- EXCERPT PROVIDED

Neural Networks In Control Systems

Authors: Atharva Karwande, Tejas Kolhe, Rushikesh Magar, Soham Kamble, Aboli Joshi.

The necessary scheme of a Neural Network is to define interconnected units, also called as “neuron”, where the connections have weights.  The networks have some input features which when passing through number of neurons, compute one or more outputs. There are three fundamental blocks of a Neural Network. 

1. Input Layer
2. Hidden Layers
3. Output Layers

Fig 1. Different Components in a Neural Network

With the advent of time and computational capabilities of a computer, ANN has time and again proved to be fruitful in prediction and control of systems. Various industries find their roots of working in the correct implementation of optimized neural networks. One the fields in which ANNs are being used exhaustively is Control.

There are usually two steps involved while implementing a Neural Network for control system:

1. System Identification
2. Control Design

System Identification is the process of estimation or inference of the relationship between the input and outputs. This is usually same for all the types of Neural Network Architecture. But the second stage i.e. Control Design varies drastically. System Identification deals with developing a neural network model for the plant we want to control. Design Control stage uses the neural network developed to design a controller that controls the plant.

- DATA LISTING
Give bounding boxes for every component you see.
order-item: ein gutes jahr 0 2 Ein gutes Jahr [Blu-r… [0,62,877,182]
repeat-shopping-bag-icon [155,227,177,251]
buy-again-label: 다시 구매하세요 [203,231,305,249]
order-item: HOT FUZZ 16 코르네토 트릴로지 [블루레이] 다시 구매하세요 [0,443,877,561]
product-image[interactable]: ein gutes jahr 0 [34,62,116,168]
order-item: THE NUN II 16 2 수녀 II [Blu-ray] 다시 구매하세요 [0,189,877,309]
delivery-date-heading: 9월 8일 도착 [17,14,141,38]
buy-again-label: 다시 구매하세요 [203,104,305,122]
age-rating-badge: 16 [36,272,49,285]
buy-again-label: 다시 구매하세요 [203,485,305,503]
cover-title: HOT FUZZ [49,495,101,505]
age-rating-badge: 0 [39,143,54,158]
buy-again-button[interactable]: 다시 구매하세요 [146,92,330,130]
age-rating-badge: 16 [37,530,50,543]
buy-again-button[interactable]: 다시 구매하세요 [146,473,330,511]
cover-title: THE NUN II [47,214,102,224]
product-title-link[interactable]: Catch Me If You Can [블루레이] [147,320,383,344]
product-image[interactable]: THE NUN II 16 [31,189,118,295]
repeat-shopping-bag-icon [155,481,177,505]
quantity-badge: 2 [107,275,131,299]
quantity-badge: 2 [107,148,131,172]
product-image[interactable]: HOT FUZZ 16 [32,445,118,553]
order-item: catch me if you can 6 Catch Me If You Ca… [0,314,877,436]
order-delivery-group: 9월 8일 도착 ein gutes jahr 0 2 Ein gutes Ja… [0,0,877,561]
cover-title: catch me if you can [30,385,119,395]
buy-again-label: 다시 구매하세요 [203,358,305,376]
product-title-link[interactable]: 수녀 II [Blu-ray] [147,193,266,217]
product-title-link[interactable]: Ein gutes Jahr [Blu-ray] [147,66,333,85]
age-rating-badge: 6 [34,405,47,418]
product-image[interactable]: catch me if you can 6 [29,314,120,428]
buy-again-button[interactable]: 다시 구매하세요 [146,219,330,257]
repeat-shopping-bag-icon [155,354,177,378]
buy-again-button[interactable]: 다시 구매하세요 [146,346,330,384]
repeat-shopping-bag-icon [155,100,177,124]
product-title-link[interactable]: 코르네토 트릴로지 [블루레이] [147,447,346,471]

- WHAT THIS TASK INVOLVES
Write out the part of the text on neural networks in control systems from "Authors: Atharva Karwande, Tejas" up to and including "exhaustively is Control.", word for word. The items are separate from the text on neural networks in control systems.

- TASK SOLUTION
Authors: Atharva Karwande, Tejas Kolhe, Rushikesh Magar, Soham Kamble, Aboli Joshi.

The necessary scheme of a Neural Network is to define interconnected units, also called as “neuron”, where the connections have weights.  The networks have some input features which when passing through number of neurons, compute one or more outputs. There are three fundamental blocks of a Neural Network. 

1. Input Layer
2. Hidden Layers
3. Output Layers

Fig 1. Different Components in a Neural Network

With the advent of time and computational capabilities of a computer, ANN has time and again proved to be fruitful in prediction and control of systems. Various industries find their roots of working in the correct implementation of optimized neural networks. One the fields in which ANNs are being used exhaustively is Control.